Stated task
From the listing below, pick out each line with the word "name".

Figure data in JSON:
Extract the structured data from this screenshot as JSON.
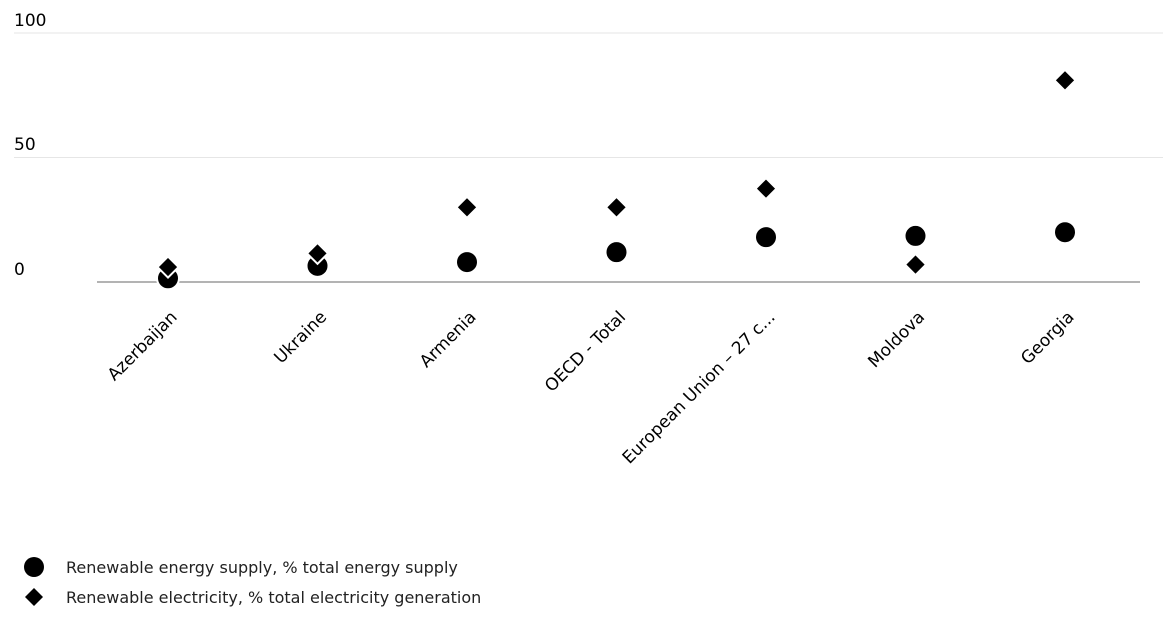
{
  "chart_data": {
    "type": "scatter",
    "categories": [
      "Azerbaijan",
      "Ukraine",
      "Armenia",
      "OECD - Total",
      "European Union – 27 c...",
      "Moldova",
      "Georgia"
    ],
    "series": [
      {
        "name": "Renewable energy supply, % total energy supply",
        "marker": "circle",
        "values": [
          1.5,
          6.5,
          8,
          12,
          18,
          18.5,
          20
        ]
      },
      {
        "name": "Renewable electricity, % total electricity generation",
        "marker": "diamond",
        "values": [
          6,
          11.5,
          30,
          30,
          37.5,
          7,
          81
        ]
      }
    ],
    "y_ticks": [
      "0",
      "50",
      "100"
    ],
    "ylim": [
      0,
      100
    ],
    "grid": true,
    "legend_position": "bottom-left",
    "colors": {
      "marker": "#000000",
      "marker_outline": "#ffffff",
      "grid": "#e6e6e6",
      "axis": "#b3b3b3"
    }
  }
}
---
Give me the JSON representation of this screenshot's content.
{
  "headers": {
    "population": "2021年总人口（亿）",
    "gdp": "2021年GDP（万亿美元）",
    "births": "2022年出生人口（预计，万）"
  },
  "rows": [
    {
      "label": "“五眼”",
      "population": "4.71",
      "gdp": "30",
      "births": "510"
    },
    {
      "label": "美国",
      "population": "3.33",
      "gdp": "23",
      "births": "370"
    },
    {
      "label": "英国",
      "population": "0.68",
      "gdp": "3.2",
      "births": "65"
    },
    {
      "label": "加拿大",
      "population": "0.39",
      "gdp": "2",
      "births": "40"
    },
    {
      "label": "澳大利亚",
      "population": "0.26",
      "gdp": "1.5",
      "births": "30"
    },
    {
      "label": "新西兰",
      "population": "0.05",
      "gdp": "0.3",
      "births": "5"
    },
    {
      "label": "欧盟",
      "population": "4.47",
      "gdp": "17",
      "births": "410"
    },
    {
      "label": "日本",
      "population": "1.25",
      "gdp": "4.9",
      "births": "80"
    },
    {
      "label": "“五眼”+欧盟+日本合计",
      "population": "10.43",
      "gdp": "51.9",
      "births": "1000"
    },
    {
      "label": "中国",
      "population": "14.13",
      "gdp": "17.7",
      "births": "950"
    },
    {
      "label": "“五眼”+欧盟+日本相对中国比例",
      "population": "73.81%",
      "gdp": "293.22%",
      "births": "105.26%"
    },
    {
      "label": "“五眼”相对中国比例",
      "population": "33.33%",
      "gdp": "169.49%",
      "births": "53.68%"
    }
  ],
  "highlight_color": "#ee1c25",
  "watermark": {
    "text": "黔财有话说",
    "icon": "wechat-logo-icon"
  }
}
==
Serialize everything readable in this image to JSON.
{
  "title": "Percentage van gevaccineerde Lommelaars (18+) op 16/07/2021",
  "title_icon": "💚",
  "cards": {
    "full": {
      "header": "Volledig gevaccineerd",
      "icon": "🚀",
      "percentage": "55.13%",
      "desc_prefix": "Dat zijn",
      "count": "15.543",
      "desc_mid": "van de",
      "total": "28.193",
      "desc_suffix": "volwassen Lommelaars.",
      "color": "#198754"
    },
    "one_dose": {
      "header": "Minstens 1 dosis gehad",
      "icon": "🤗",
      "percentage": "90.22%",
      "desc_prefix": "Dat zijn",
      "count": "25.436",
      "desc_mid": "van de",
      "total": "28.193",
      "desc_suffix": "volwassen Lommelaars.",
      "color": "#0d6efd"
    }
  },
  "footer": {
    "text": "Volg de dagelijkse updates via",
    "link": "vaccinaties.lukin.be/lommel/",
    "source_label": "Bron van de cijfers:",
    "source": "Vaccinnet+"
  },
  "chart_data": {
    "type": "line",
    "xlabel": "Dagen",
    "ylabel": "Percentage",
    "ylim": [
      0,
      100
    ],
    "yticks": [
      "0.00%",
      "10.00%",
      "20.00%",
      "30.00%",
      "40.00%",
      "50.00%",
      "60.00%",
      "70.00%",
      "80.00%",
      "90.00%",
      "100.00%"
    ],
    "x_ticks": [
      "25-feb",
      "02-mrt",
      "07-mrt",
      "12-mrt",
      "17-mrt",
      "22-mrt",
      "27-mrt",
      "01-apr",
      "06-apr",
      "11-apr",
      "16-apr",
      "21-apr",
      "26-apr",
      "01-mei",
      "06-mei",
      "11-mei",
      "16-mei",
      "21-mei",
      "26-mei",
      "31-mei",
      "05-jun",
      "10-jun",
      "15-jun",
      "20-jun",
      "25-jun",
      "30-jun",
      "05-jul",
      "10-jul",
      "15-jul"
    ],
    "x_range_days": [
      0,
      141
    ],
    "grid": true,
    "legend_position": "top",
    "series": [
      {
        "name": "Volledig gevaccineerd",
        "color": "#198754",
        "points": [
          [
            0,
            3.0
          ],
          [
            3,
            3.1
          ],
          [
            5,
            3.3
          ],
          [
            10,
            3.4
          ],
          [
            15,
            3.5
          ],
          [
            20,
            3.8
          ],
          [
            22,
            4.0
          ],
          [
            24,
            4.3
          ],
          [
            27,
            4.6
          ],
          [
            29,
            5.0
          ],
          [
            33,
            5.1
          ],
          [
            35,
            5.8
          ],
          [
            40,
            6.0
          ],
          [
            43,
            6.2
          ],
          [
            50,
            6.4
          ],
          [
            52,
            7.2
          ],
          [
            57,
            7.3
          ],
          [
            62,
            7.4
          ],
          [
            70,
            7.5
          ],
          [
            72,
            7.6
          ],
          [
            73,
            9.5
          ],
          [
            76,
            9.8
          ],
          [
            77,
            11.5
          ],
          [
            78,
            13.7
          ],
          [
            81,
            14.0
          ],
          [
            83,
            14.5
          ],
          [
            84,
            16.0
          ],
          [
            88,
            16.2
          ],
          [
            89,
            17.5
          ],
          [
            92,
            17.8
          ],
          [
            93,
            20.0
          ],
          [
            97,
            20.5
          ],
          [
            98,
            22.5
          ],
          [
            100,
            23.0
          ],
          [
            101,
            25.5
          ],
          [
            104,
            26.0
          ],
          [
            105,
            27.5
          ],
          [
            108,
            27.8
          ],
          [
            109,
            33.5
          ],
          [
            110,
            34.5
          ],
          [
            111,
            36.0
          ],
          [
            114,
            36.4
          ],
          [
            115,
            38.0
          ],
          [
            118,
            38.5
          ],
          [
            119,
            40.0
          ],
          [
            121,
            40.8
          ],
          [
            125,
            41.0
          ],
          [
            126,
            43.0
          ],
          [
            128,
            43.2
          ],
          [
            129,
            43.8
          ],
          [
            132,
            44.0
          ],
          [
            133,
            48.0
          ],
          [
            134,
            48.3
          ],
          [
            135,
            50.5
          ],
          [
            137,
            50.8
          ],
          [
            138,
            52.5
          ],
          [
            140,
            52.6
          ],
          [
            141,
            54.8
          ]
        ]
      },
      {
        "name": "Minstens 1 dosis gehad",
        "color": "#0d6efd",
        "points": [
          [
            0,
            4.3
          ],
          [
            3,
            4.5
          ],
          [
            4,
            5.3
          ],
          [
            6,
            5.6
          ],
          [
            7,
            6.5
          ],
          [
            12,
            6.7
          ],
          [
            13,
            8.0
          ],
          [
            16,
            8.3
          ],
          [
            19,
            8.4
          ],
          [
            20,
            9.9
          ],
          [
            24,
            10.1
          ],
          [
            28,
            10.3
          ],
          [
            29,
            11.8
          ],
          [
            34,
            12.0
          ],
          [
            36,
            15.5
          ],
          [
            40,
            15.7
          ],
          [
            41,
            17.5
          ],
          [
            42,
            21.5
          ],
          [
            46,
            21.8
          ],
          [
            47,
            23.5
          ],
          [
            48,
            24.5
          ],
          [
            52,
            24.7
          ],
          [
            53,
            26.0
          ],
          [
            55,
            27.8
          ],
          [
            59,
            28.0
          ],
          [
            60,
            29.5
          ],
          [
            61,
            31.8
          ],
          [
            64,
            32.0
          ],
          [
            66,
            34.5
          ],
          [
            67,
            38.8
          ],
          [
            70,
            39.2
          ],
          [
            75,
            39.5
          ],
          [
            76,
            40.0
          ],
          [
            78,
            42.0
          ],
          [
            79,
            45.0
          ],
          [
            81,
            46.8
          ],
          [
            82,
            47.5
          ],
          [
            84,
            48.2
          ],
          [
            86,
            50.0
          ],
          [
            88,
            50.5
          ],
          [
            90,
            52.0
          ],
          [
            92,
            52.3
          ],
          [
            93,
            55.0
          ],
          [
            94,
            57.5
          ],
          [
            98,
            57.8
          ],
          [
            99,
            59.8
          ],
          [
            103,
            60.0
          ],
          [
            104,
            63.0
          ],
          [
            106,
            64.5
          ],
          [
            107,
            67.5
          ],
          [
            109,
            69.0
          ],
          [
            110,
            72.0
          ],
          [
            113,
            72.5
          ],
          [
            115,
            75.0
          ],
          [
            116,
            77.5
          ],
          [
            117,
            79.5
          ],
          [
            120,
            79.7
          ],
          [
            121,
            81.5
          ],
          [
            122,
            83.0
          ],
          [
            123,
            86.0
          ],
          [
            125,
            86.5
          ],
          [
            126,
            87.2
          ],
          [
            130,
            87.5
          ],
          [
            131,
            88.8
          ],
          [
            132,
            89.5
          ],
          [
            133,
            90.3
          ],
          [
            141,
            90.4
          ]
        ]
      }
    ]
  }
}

Task result
        "name": "Renewable energy supply, % total energy supply",
        "name": "Renewable electricity, % total electricity generation",
        "name": "Volledig gevaccineerd",
        "name": "Minstens 1 dosis gehad",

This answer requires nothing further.